_Written problem_
Search the data for the string "СНИП" and extract every line where it appears.

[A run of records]
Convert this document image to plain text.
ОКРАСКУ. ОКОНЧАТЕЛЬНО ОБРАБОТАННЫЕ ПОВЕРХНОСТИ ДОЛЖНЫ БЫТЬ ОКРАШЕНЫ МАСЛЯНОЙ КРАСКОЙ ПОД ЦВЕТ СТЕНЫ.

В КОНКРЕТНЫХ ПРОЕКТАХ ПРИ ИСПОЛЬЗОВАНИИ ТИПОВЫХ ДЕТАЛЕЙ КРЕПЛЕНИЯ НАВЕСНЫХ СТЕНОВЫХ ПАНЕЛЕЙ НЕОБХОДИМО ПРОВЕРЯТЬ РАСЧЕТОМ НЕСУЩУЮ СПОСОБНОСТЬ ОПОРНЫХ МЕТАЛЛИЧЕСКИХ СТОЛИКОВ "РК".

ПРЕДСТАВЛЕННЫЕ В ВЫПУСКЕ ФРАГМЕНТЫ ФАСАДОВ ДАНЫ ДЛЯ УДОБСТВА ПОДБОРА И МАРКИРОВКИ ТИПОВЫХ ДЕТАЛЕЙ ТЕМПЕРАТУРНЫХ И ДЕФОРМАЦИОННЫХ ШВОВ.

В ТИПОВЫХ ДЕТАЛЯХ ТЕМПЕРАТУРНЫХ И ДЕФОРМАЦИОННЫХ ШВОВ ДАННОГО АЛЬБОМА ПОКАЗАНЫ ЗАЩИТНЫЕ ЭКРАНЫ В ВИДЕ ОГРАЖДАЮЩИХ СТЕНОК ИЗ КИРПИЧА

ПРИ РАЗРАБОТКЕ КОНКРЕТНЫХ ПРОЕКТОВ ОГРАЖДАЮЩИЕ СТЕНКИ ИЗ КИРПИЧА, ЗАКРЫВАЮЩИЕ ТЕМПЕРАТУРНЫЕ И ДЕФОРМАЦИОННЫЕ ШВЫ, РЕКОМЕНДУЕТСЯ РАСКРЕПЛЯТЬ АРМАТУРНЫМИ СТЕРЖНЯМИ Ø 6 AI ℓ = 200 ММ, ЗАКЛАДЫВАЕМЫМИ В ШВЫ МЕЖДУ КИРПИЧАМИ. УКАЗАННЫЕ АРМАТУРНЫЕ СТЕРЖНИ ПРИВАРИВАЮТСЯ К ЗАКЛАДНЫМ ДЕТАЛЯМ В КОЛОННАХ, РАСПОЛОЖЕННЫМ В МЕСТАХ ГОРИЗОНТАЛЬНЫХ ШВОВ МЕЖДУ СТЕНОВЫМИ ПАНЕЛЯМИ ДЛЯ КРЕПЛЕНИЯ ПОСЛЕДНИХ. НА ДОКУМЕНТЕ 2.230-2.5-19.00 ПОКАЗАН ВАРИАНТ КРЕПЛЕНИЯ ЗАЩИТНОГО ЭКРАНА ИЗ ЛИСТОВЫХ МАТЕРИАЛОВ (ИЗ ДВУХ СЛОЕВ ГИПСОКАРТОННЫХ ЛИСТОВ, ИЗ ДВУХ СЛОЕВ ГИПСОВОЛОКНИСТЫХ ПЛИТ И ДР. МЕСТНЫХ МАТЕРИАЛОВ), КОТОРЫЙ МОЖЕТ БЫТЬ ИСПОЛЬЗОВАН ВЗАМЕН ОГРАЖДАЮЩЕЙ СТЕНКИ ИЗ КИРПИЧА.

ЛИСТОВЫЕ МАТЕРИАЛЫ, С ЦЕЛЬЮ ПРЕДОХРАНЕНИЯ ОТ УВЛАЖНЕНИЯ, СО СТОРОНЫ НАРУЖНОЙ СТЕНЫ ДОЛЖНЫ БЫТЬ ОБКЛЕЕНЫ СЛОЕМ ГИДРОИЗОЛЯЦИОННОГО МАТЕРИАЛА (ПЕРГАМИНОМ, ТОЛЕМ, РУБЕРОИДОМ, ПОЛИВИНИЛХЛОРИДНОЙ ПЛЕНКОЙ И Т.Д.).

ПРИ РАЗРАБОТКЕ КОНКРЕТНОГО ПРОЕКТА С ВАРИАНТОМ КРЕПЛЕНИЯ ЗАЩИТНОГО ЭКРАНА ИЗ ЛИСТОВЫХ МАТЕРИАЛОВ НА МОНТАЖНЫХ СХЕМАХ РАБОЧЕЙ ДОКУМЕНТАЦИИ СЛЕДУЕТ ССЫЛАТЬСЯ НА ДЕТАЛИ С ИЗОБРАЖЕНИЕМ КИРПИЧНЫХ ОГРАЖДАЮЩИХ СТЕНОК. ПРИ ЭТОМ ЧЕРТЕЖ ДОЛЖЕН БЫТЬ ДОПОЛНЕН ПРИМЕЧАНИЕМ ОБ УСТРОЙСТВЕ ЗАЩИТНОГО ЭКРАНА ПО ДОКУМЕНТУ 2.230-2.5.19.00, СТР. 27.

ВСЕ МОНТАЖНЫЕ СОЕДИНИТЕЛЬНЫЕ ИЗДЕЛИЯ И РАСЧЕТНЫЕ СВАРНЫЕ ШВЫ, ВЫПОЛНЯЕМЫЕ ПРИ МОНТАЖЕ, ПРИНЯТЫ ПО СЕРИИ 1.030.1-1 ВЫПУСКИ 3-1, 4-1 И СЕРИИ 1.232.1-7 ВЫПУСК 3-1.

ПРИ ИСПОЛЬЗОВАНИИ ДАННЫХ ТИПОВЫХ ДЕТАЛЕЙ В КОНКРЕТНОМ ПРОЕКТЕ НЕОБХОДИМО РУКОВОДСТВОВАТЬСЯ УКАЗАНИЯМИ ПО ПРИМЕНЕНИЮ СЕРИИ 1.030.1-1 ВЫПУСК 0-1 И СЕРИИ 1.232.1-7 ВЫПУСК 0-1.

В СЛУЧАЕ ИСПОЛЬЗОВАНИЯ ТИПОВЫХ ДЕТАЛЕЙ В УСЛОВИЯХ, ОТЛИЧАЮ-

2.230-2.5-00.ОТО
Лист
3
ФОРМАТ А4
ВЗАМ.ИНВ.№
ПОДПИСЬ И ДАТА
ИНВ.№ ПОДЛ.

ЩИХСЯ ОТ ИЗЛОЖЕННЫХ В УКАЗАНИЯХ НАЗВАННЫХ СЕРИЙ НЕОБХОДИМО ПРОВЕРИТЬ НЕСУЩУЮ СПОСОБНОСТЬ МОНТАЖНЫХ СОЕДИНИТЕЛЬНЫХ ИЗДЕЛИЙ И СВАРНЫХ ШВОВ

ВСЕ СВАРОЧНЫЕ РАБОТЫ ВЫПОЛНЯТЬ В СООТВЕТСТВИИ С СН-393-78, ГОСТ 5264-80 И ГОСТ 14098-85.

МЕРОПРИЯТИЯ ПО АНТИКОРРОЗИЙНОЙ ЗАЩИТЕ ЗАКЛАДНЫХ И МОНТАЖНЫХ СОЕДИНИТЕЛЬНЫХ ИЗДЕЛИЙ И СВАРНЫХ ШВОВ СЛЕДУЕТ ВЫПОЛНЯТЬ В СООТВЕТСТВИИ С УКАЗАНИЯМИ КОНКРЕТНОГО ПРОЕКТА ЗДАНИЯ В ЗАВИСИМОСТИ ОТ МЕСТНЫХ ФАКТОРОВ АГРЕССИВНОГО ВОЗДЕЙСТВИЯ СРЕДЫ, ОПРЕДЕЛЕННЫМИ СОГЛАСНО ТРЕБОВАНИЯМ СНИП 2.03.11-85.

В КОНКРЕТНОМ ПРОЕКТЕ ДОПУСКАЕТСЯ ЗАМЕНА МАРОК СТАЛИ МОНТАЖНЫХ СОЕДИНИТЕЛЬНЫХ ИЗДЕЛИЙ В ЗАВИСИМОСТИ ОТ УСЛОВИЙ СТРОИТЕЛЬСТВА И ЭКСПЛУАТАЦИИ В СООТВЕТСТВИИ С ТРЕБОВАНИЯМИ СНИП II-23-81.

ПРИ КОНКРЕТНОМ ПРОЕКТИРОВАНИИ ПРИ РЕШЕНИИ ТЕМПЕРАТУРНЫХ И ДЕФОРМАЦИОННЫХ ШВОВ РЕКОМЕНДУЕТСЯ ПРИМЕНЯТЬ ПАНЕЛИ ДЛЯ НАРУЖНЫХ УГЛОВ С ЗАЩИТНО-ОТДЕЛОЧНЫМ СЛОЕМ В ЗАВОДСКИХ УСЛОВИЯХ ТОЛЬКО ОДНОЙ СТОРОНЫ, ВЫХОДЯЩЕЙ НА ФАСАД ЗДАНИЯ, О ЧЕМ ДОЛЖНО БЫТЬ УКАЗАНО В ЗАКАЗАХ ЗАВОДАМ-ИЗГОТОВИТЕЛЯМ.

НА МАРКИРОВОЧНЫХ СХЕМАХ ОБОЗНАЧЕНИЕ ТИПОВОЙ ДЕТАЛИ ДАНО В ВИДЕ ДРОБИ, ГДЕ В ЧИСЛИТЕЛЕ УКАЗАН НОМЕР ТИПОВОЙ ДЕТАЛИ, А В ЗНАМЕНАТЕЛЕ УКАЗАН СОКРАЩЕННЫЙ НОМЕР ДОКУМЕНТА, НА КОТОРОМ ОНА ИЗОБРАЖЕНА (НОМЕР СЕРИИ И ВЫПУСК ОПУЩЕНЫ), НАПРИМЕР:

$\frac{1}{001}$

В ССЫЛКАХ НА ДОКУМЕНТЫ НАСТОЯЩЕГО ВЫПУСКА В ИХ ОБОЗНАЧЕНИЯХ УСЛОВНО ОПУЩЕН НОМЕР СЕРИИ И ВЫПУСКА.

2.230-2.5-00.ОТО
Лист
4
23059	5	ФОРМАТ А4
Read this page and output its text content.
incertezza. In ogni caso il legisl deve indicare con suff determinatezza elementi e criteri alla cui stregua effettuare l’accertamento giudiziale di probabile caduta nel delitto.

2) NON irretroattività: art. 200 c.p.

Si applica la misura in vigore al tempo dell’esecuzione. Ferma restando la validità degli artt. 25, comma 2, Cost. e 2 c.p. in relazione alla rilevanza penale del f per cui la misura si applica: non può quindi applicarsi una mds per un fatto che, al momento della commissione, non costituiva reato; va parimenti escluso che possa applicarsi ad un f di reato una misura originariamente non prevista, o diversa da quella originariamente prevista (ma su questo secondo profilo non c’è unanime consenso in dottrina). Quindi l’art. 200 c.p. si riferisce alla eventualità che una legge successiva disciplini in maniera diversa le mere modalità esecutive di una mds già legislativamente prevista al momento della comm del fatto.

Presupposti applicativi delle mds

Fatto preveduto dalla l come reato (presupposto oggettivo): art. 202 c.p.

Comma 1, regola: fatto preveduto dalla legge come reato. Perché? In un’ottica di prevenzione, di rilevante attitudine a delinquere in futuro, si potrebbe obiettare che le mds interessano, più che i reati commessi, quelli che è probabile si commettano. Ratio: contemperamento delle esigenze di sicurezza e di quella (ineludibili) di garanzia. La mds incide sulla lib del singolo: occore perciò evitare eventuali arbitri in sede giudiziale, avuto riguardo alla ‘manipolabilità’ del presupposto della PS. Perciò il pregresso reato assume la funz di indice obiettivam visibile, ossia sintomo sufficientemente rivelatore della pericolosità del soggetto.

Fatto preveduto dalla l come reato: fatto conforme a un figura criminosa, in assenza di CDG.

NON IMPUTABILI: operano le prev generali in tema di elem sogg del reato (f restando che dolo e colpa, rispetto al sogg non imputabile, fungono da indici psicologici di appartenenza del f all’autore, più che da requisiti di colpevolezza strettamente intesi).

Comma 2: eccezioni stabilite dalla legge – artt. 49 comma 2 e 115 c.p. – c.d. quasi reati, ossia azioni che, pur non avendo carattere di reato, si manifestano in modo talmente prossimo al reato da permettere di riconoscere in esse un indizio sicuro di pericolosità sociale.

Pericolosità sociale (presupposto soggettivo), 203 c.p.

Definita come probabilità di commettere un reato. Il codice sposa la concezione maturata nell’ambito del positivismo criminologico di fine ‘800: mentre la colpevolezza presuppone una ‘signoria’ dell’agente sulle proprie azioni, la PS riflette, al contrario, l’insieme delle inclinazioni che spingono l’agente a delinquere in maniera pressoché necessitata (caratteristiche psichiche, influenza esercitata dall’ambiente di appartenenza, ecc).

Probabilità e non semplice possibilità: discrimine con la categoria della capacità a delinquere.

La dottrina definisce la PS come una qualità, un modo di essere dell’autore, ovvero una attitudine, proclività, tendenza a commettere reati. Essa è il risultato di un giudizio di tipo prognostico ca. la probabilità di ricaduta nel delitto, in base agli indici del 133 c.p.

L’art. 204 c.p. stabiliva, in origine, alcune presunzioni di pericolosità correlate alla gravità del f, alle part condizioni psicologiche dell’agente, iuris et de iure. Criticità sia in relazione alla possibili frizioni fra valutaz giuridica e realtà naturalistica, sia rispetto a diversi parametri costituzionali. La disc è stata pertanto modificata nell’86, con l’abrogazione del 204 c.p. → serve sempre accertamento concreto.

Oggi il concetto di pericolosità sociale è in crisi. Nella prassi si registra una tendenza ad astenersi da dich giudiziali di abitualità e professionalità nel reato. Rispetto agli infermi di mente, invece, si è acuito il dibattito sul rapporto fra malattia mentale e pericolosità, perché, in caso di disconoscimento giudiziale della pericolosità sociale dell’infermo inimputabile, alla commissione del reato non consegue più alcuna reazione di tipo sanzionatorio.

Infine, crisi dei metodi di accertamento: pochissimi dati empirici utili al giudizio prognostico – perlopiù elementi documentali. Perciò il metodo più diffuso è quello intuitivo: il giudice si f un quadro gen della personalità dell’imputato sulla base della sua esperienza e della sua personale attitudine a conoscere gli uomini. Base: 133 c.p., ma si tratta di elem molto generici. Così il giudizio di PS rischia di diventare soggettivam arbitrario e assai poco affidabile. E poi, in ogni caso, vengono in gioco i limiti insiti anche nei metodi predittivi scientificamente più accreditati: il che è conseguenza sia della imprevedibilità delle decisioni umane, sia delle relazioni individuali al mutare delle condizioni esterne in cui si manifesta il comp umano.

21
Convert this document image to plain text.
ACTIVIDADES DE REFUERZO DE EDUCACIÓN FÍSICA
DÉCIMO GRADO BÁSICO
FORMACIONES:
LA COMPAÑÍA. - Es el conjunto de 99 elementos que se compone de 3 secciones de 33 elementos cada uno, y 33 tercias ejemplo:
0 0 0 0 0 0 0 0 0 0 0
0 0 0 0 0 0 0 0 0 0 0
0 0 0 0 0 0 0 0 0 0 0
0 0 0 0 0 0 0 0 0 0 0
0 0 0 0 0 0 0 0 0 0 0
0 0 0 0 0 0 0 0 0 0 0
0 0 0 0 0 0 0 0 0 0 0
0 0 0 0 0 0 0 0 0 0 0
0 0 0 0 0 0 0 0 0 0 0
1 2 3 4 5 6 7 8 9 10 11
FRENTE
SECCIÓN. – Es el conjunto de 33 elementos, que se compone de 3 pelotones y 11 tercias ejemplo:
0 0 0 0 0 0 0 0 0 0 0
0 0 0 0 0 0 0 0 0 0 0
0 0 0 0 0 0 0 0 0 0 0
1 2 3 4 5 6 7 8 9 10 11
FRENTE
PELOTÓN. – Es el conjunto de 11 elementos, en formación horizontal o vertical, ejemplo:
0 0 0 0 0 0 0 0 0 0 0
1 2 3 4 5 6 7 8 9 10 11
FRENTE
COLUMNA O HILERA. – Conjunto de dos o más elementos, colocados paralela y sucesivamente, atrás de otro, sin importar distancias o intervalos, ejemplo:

_Solution_
МЕРОПРИЯТИЯ ПО АНТИКОРРОЗИЙНОЙ ЗАЩИТЕ ЗАКЛАДНЫХ И МОНТАЖНЫХ СОЕДИНИТЕЛЬНЫХ ИЗДЕЛИЙ И СВАРНЫХ ШВОВ СЛЕДУЕТ ВЫПОЛНЯТЬ В СООТВЕТСТВИИ С УКАЗАНИЯМИ КОНКРЕТНОГО ПРОЕКТА ЗДАНИЯ В ЗАВИСИМОСТИ ОТ МЕСТНЫХ ФАКТОРОВ АГРЕССИВНОГО ВОЗДЕЙСТВИЯ СРЕДЫ, ОПРЕДЕЛЕННЫМИ СОГЛАСНО ТРЕБОВАНИЯМ СНИП 2.03.11-85.
В КОНКРЕТНОМ ПРОЕКТЕ ДОПУСКАЕТСЯ ЗАМЕНА МАРОК СТАЛИ МОНТАЖНЫХ СОЕДИНИТЕЛЬНЫХ ИЗДЕЛИЙ В ЗАВИСИМОСТИ ОТ УСЛОВИЙ СТРОИТЕЛЬСТВА И ЭКСПЛУАТАЦИИ В СООТВЕТСТВИИ С ТРЕБОВАНИЯМИ СНИП II-23-81.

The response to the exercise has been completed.